In the records below, pick out all lines containing the word "name".

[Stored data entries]
<<<<
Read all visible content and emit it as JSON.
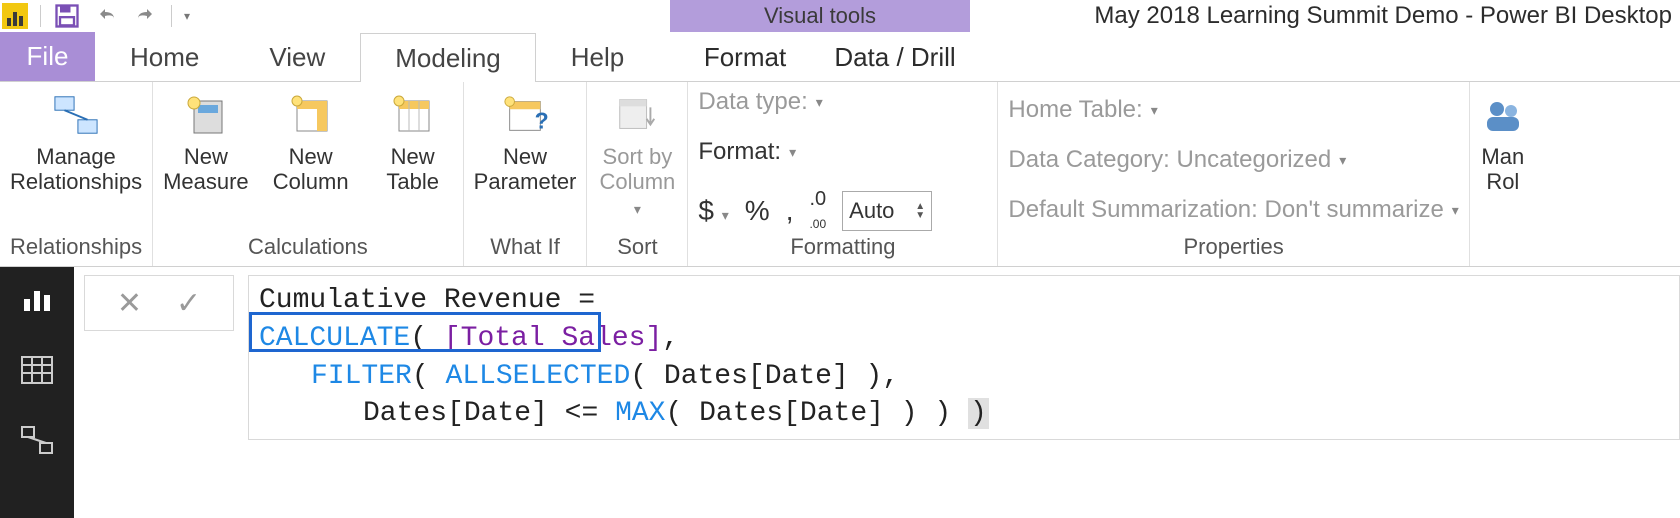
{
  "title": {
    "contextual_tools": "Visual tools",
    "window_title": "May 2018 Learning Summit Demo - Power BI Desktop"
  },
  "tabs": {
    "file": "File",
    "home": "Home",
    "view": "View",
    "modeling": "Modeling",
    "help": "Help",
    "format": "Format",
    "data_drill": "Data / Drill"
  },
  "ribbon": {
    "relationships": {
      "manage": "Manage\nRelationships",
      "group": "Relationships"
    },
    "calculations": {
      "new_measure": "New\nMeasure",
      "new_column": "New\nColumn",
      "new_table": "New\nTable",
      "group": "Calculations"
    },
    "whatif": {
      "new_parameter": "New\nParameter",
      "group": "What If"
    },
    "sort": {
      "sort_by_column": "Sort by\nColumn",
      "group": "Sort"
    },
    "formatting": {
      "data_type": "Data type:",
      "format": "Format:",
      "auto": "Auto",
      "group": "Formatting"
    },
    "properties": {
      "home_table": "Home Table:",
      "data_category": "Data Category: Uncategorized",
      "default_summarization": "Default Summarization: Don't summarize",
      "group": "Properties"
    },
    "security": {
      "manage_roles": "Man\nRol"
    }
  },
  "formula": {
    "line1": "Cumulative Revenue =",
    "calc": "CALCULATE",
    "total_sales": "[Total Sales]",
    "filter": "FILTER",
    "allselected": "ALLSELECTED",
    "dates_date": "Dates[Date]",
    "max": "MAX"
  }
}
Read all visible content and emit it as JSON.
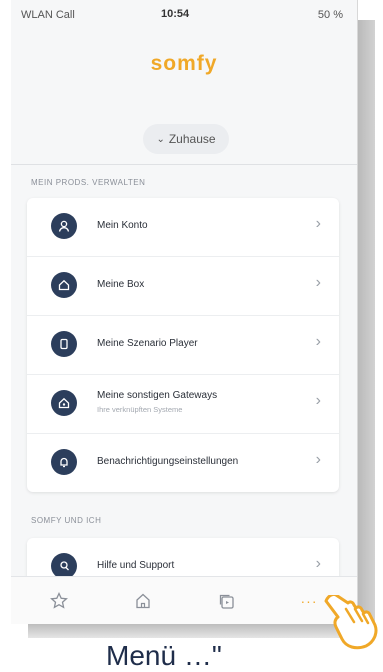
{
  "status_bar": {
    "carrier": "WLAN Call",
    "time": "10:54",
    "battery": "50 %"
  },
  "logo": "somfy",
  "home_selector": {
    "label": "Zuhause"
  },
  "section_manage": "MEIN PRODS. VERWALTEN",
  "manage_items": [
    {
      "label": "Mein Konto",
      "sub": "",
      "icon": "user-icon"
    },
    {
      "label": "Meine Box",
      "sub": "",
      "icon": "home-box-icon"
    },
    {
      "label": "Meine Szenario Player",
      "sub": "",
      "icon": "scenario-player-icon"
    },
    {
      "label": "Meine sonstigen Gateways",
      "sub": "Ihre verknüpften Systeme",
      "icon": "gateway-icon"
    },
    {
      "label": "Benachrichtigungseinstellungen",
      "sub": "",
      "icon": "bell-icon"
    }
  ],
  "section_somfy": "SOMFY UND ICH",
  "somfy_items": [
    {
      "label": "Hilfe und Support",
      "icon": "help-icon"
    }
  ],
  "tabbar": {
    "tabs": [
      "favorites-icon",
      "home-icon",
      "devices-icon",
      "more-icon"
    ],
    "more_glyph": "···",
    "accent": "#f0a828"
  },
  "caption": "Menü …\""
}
>>>>
<<<<
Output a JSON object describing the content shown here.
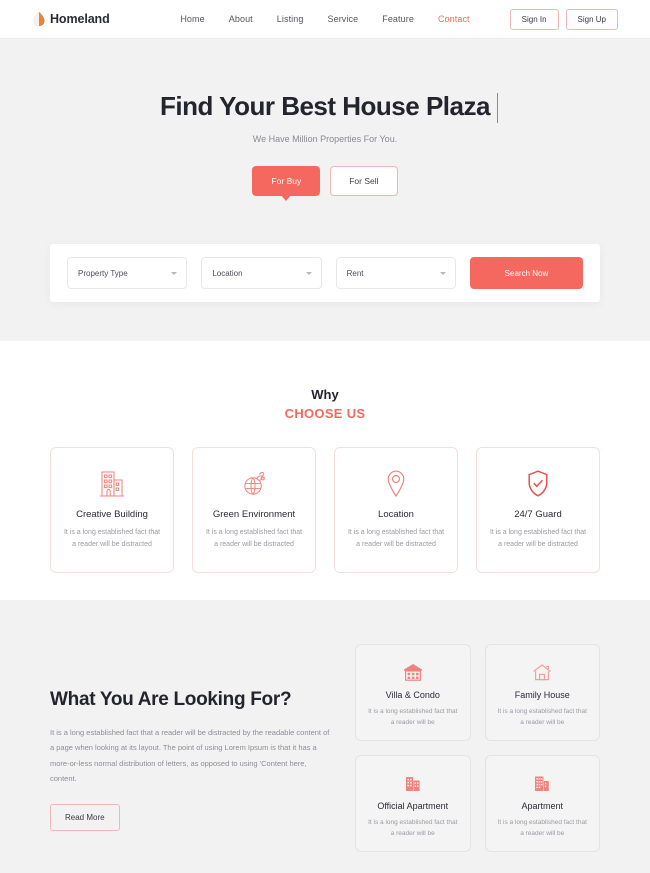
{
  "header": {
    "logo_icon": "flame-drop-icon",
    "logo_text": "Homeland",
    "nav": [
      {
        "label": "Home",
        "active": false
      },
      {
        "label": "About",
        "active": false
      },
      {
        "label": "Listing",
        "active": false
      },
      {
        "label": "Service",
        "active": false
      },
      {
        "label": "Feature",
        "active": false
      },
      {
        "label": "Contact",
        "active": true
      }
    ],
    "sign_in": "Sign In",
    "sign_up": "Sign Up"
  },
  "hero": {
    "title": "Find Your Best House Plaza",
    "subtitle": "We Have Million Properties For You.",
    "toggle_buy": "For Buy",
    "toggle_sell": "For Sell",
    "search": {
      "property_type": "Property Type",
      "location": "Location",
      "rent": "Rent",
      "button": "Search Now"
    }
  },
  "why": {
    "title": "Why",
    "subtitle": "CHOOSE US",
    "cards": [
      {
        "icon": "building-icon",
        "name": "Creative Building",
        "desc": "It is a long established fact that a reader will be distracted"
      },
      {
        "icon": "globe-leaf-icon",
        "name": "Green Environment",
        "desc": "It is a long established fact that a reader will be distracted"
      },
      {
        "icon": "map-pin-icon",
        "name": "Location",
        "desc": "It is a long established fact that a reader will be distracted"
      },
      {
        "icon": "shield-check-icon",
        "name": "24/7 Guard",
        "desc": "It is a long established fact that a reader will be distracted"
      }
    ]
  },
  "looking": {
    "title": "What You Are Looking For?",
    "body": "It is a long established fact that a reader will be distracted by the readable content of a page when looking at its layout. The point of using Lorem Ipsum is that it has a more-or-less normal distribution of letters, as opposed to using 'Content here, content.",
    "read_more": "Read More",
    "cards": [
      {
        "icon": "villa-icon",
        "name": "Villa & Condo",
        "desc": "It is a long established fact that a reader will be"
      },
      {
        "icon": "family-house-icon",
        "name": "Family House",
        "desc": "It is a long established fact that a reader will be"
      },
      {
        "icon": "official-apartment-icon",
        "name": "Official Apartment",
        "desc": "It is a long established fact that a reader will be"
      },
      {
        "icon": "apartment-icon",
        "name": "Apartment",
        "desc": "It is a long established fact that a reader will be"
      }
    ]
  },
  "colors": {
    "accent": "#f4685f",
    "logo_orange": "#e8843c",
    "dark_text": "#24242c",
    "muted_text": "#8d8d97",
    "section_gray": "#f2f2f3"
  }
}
>>>>
**Response:**
        "name": "Creative Building",
        "name": "Green Environment",
        "name": "Location",
        "name": "24/7 Guard",
        "name": "Villa & Condo",
        "name": "Family House",
        "name": "Official Apartment",
        "name": "Apartment",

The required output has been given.